**Source**
The Poet and the Mystic: Mark Doty 

I have long been an avid admirer of Mark Doty, who has written eloquently on a variety of subjects, in both poetry and prose. Recently, I have been reading his latest book, "Dog Years," which is a tribute to the gallant animal companions he has loved and lost over the years, and also a shrewd commentary on the key issues of our times. I strongly recommend this book, for its intelligence and wit and loving (but not sentimental) examination of the human-animal bond.

Reading this book led me to think once more about Mark as one who chose the path of the artist over that of the pure mystic/saint.

The Artist vs. the Mystic

Mark Doty once had an experience of ecstatic illumination. At the end of an acupuncture session, he was flooded with ecstasy and saw the world for what it is, an infinite field of light pulsating over and through all the objects that together comprise the material universe. He discovered what so many have written about and striven for: everything is light, everything is bathed in love.

I once experienced a somewhat similar experience, which I have tried to describe many times in various ways. When this pivotal illumination occurs, everything shifts into a new dimension, a different way of perceiving reality and oneself. It is as if all the moments of childhood and all that has gone before in one's life were collapsed into one, a single instant, like a breath or an exhalation, or a cutting glimpse into a lover's eye that tells the entire story. Colors now literally change hue, sound carries a different resonance.

For me, that moment was fate itself, consigning me forever into the ranks of those who abdicate insistent judgment (at least in these episodes of surrender), who are swept into the furious arms of an invisible lover, and thus are forever thereafter sworn to fealty and devotion to this utterly featureless but totally convincing reality. Not that I mind. Indeed not. Who would turn away from ecstasy, or the abrupt transition from the world of the mundane and usual into the hidden, secret places where final love prevails?

But Mark rejected the cosmic bargain, would not give up his innate right to observe and reveal the totality of what he saw, to become the gifted interpreter, the all seeing witness--even in the face of the ultimate, even as he was flooded with signs of election--indeed,what some in fact might term enlightenment itself. Who, moreover, could then translate those acute perceptions of what his attention selected as focus, into language chiseled and breathtaking, so that we too, mute auditors, could also partake of his vision, albeit vicariously.

**Problems and tasks**
a: List the qualities for which the post on Mark Doty recommends "Dog Years."
b: Return the passage of the post on Mark Doty that starts at the words "Mark Doty once" and ends after "bathed in love.".
The lines that follow have nothing to do with the post on Mark Doty.

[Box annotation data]
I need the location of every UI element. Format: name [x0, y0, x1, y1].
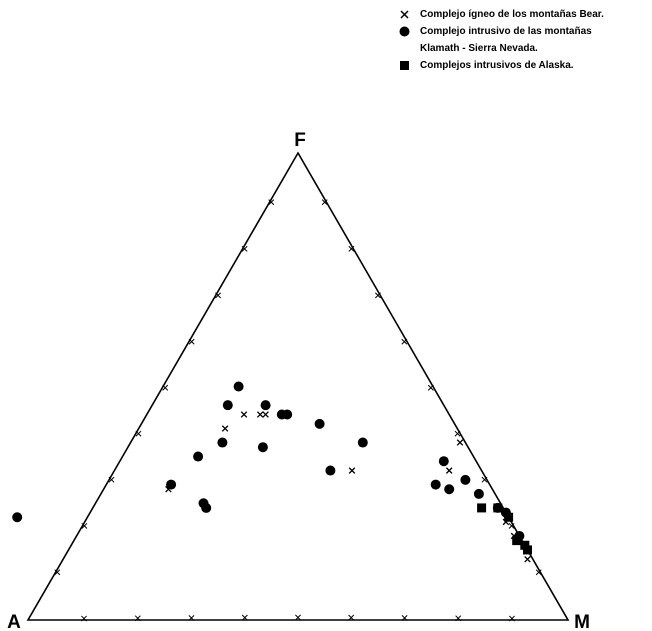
vertex-label-f: F [294, 130, 306, 151]
point-alaska-2 [504, 512, 514, 522]
data-points [12, 381, 532, 563]
legend-item-alaska: Complejos intrusivos de Alaska. [388, 57, 650, 74]
legend-label-klamath: Complejo intrusivo de las montañas Klama… [420, 26, 592, 54]
point-bear-3 [256, 411, 264, 418]
legend-label-alaska: Complejos intrusivos de Alaska. [420, 60, 574, 71]
tick-right-4 [401, 338, 408, 345]
tick-left-8 [241, 245, 248, 252]
tick-right-3 [374, 292, 381, 299]
square-marker-icon [388, 57, 420, 74]
tick-right-1 [321, 199, 328, 206]
tick-bottom-9 [509, 615, 515, 622]
point-klamath-7 [233, 381, 244, 392]
tick-bottom-5 [295, 614, 301, 621]
triangle-frame [26, 151, 570, 621]
tick-right-8 [508, 522, 515, 529]
tick-left-2 [81, 522, 88, 529]
point-klamath-0 [12, 512, 23, 523]
point-klamath-15 [438, 456, 449, 467]
tick-left-9 [268, 199, 275, 206]
point-bear-4 [262, 411, 269, 418]
legend: Complejo ígneo de los montañas Bear. Com… [388, 6, 650, 74]
point-bear-6 [456, 439, 464, 446]
legend-item-klamath: Complejo intrusivo de las montañas Klama… [388, 23, 650, 57]
point-klamath-12 [314, 418, 325, 429]
tick-left-7 [215, 292, 222, 299]
point-klamath-14 [357, 437, 368, 448]
legend-item-bear: Complejo ígneo de los montañas Bear. [388, 6, 650, 23]
point-alaska-0 [477, 503, 487, 513]
point-klamath-4 [193, 451, 204, 462]
point-klamath-1 [166, 479, 177, 490]
vertex-label-a: A [7, 612, 21, 631]
tick-marks [54, 199, 542, 622]
point-alaska-4 [520, 540, 530, 550]
point-klamath-10 [282, 409, 293, 420]
point-klamath-18 [444, 484, 455, 495]
point-bear-5 [348, 467, 356, 474]
tick-bottom-8 [455, 615, 462, 622]
tick-right-6 [454, 430, 461, 437]
tick-left-6 [188, 338, 195, 345]
tick-left-1 [54, 569, 61, 576]
point-klamath-13 [257, 442, 268, 453]
point-klamath-11 [325, 465, 336, 476]
point-klamath-17 [430, 479, 441, 490]
tick-right-5 [427, 384, 434, 391]
tick-left-3 [108, 476, 115, 483]
tick-bottom-2 [134, 615, 141, 622]
point-alaska-3 [512, 536, 522, 546]
triangle-outline [26, 151, 570, 621]
tick-bottom-1 [81, 615, 87, 622]
tick-bottom-7 [401, 614, 408, 621]
tick-right-7 [481, 476, 488, 483]
point-bear-1 [221, 425, 229, 432]
tick-left-4 [135, 430, 142, 437]
vertex-label-m: M [574, 612, 590, 631]
tick-right-2 [348, 245, 355, 252]
point-alaska-5 [523, 545, 532, 555]
circle-marker-icon [388, 23, 420, 40]
point-klamath-5 [217, 437, 228, 448]
point-alaska-1 [493, 503, 503, 513]
tick-right-9 [535, 569, 542, 576]
tick-bottom-3 [188, 614, 195, 621]
point-bear-7 [445, 467, 453, 474]
x-marker-icon [388, 6, 420, 23]
point-klamath-8 [260, 400, 271, 411]
point-klamath-19 [473, 488, 484, 499]
point-klamath-16 [460, 474, 471, 485]
tick-bottom-6 [348, 614, 355, 621]
tick-left-5 [162, 384, 169, 391]
legend-label-bear: Complejo ígneo de los montañas Bear. [420, 9, 604, 20]
point-klamath-3 [201, 502, 212, 513]
point-klamath-6 [222, 400, 233, 411]
point-bear-2 [240, 411, 248, 418]
point-bear-10 [524, 556, 531, 563]
tick-bottom-4 [241, 614, 248, 621]
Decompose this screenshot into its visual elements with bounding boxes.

**Task-by-task results**
a:
- intelligence
- wit
- loving (but not sentimental) examination of the human-animal bond

b:
Mark Doty once had an experience of ecstatic illumination. At the end of an acupuncture session, he was flooded with ecstasy and saw the world for what it is, an infinite field of light pulsating over and through all the objects that together comprise the material universe. He discovered what so many have written about and striven for: everything is light, everything is bathed in love.